━━━ RECORDS TO USE

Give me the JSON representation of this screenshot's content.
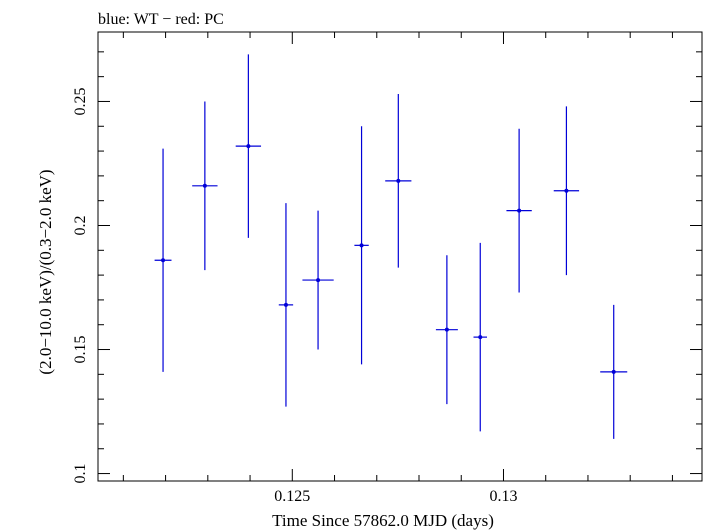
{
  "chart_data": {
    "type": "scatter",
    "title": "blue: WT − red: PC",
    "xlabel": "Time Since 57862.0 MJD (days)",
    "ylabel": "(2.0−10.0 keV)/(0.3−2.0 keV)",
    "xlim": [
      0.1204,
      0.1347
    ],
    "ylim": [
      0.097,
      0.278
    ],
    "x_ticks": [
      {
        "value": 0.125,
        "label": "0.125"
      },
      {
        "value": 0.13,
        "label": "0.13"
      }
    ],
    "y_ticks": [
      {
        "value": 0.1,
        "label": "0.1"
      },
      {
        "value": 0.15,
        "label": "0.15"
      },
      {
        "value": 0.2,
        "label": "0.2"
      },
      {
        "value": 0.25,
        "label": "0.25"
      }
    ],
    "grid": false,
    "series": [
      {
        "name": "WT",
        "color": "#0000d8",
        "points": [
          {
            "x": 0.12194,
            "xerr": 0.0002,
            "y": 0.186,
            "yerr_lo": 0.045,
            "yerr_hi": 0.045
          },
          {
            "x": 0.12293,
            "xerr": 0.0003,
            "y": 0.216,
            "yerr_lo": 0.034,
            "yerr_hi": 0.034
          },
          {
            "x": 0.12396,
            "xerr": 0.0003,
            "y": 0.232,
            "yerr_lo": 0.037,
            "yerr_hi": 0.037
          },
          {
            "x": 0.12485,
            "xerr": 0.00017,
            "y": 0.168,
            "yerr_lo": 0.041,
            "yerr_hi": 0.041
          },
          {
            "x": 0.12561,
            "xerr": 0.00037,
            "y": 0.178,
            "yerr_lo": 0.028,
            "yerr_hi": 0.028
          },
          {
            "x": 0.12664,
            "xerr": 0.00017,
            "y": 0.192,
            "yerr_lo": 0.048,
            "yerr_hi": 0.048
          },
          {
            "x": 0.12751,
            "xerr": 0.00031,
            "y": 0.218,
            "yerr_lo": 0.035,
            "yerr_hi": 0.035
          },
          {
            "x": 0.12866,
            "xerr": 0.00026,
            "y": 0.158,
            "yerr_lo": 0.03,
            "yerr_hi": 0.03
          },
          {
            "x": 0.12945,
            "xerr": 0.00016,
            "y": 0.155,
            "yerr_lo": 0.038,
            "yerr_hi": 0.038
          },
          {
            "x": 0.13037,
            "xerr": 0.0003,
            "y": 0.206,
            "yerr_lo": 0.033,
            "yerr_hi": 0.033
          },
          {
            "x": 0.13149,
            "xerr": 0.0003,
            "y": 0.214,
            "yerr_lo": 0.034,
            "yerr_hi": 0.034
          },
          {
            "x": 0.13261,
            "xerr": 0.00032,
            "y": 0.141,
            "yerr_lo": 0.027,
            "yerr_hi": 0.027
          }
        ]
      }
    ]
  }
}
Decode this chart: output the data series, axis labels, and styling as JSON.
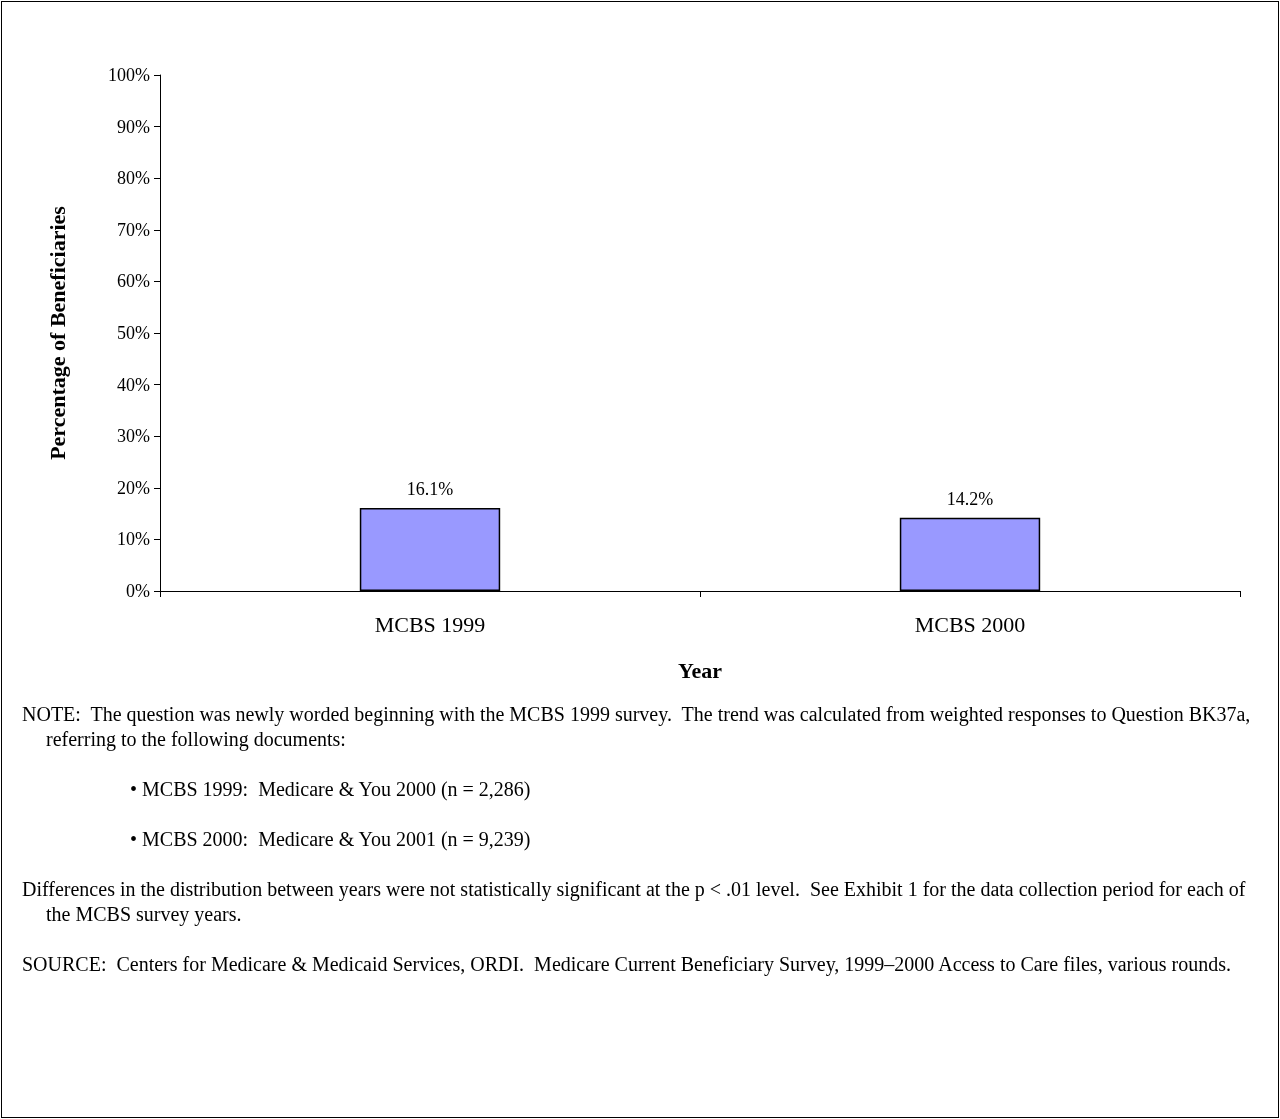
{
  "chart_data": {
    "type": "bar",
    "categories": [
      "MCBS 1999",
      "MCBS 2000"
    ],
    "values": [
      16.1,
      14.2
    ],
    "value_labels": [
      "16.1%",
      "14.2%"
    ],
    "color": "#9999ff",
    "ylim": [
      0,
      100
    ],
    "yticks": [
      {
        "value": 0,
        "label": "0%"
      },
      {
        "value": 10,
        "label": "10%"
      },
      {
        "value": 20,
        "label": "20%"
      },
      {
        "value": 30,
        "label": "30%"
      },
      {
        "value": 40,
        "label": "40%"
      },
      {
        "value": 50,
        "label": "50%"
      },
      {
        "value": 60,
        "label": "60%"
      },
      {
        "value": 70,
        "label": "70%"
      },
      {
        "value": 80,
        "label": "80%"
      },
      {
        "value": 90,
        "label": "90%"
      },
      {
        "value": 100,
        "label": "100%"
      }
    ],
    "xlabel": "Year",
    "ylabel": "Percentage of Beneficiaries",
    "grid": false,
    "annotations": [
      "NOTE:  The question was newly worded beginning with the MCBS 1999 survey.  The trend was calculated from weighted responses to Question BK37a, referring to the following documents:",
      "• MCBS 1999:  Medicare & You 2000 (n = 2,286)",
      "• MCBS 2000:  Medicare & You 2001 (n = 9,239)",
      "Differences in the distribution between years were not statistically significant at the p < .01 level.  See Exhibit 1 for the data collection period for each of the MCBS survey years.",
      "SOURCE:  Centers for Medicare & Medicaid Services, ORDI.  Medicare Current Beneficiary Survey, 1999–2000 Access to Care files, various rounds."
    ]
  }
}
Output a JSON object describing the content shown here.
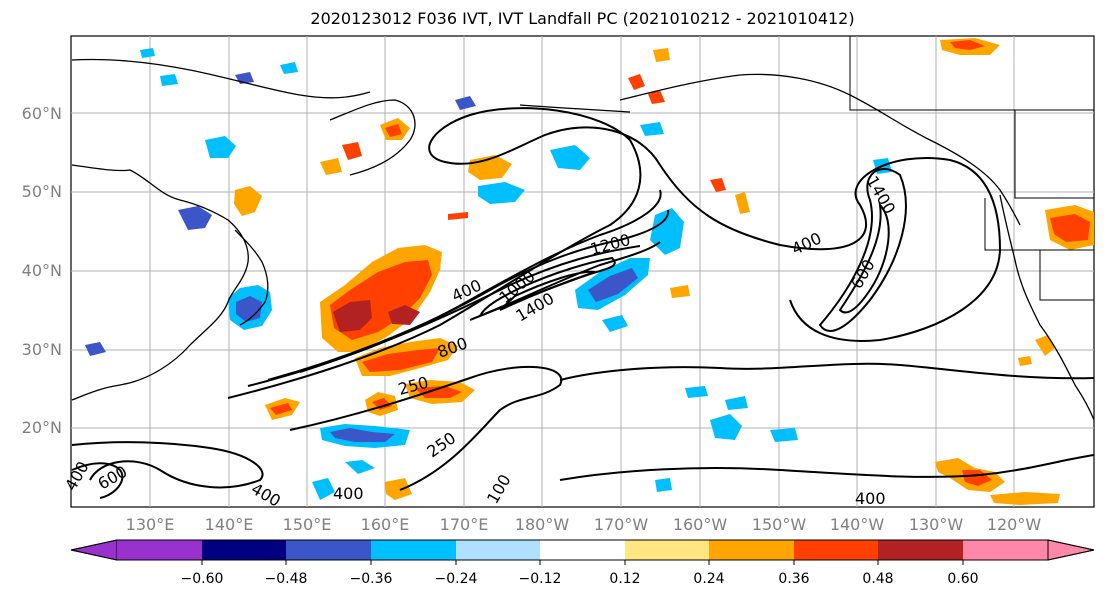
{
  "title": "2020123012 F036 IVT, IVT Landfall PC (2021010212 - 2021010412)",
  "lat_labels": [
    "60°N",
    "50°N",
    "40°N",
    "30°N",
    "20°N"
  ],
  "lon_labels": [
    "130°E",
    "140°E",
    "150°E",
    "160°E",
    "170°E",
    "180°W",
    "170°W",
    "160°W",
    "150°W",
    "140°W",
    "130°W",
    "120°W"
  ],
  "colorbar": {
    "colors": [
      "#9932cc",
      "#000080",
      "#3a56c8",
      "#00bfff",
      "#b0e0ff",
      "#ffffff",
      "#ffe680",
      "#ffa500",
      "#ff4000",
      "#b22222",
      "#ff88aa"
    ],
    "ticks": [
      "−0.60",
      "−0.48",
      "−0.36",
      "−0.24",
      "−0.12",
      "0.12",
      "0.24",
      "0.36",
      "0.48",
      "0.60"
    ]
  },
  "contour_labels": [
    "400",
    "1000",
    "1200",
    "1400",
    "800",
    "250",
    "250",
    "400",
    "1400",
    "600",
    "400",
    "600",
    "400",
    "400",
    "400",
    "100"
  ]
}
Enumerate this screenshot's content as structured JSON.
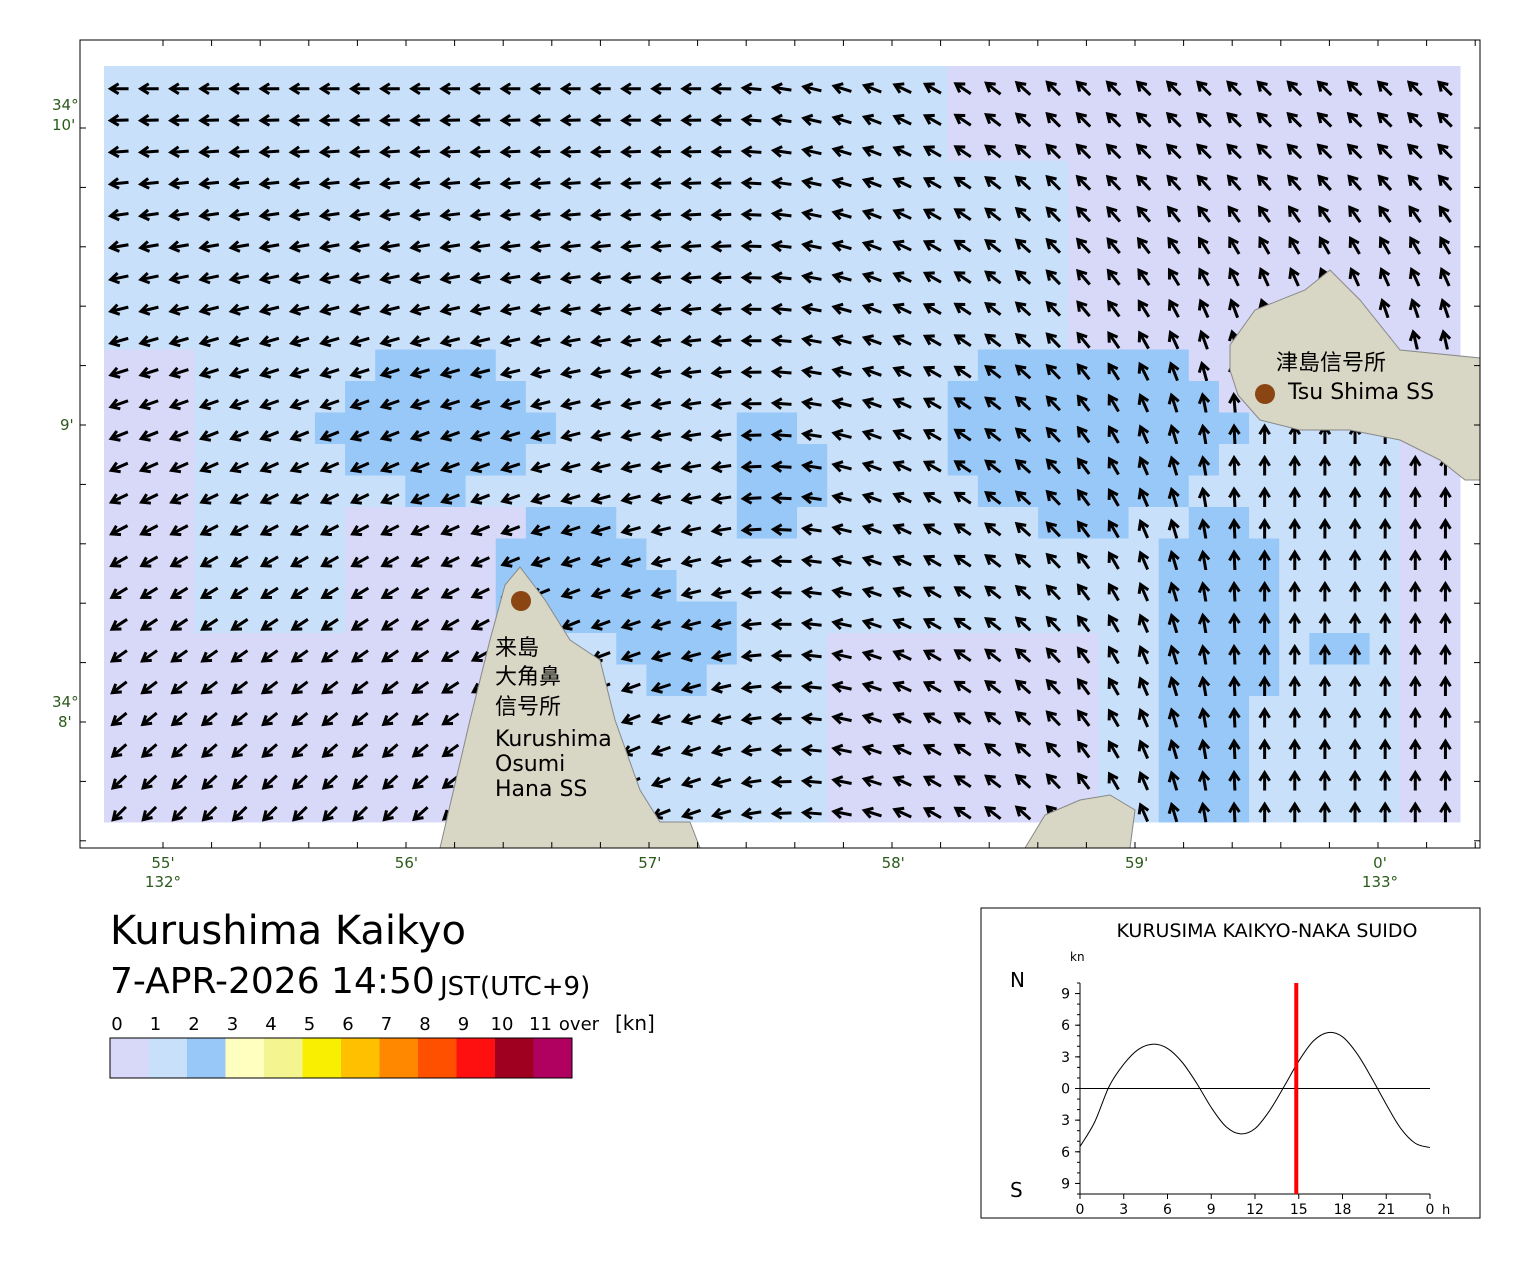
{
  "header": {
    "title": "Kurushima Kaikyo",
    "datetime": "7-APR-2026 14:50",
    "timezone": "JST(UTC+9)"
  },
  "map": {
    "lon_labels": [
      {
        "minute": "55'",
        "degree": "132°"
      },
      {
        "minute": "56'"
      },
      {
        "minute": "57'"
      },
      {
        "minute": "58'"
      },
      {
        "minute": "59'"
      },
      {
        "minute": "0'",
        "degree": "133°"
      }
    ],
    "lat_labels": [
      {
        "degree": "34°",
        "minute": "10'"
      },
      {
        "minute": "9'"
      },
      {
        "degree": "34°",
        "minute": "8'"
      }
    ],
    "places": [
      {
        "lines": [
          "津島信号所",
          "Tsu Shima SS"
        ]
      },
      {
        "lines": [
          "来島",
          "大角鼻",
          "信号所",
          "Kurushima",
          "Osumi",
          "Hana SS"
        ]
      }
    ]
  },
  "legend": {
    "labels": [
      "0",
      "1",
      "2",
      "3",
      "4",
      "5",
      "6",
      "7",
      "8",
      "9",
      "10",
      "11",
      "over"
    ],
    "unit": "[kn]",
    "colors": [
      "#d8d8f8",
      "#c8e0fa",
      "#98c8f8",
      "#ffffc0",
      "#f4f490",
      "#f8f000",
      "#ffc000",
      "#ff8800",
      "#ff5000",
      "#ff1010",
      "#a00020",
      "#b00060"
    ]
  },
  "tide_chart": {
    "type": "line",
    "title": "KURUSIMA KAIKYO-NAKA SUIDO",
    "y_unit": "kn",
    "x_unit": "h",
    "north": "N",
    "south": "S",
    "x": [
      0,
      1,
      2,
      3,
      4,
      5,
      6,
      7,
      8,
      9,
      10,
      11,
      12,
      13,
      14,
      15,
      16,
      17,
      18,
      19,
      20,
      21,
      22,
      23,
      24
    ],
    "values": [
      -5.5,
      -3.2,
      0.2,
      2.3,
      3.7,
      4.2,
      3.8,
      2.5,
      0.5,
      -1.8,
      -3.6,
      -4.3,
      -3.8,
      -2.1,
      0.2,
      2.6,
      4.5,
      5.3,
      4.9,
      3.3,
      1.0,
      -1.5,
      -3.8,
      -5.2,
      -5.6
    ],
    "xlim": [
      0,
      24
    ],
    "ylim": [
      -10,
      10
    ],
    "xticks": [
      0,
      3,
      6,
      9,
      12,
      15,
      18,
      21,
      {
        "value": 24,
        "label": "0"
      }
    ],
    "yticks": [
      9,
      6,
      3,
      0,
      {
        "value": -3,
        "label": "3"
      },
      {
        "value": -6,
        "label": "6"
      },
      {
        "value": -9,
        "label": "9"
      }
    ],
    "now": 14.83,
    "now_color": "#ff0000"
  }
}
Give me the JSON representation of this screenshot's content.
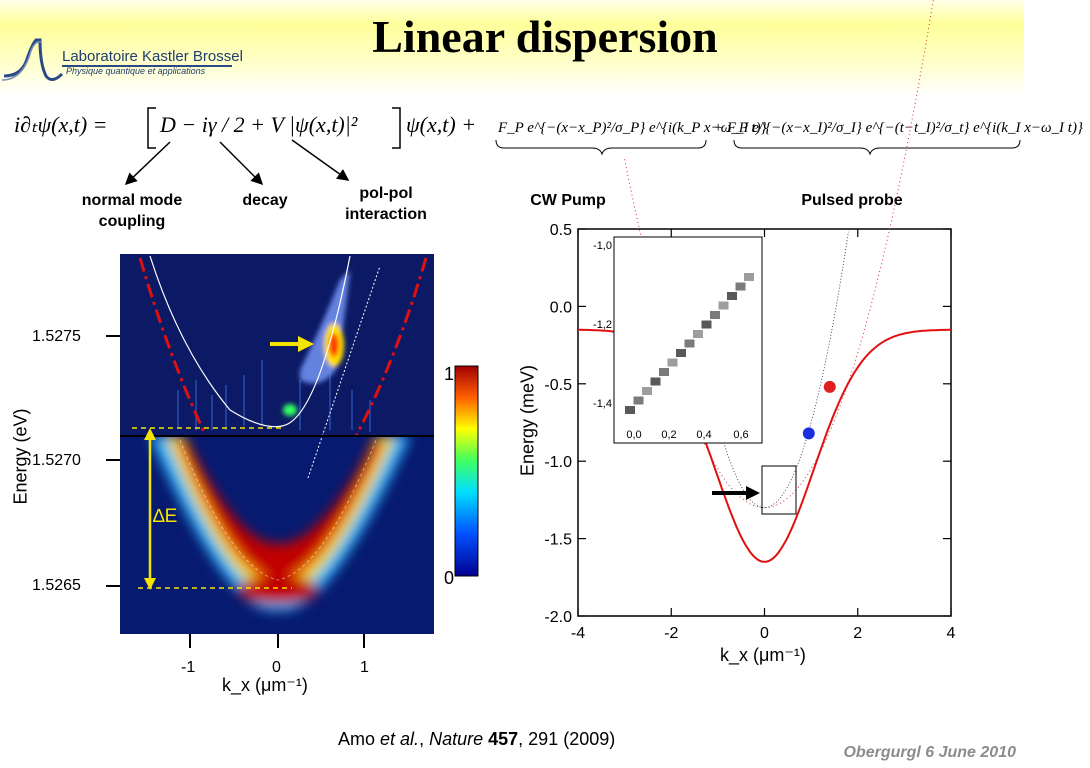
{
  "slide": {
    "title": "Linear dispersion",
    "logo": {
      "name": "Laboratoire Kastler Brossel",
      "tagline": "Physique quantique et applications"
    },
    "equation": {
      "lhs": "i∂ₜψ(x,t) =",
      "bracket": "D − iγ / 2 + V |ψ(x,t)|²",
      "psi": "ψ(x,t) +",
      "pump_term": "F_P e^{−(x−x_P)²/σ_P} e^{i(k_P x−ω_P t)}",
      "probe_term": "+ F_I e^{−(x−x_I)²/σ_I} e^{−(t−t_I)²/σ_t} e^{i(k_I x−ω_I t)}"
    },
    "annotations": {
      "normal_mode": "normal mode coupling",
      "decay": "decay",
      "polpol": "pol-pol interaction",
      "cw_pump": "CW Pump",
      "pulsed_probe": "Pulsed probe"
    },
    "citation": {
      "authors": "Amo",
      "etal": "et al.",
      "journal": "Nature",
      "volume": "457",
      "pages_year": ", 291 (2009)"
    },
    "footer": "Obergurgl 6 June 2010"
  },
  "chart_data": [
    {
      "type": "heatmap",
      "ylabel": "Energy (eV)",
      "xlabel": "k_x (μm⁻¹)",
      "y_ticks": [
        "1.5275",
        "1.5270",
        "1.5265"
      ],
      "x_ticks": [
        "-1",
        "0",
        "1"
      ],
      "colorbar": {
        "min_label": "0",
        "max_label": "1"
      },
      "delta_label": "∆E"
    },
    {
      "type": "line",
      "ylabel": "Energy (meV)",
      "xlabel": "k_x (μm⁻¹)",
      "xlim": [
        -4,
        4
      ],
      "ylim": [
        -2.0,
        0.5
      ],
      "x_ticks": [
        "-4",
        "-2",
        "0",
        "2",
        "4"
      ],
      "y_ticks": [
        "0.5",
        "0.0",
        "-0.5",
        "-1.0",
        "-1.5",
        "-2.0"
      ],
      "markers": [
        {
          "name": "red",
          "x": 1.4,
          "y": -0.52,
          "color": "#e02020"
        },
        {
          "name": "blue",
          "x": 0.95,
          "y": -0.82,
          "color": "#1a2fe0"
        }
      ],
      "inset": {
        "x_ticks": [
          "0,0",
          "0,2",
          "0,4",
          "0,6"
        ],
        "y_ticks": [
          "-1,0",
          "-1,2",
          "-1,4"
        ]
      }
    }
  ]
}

━━━━━━

• _WHAT YOU ARE ASKED TO DO_:
Copy down every line of the entries containing the word "ylabel".

• _TASK OUTPUT_:
    "ylabel": "(2.0−10.0 keV)/(0.3−2.0 keV)",
    "ylabel": "Percentage of Beneficiaries",
      "ylabel": "Energy (eV)",
      "ylabel": "Energy (meV)",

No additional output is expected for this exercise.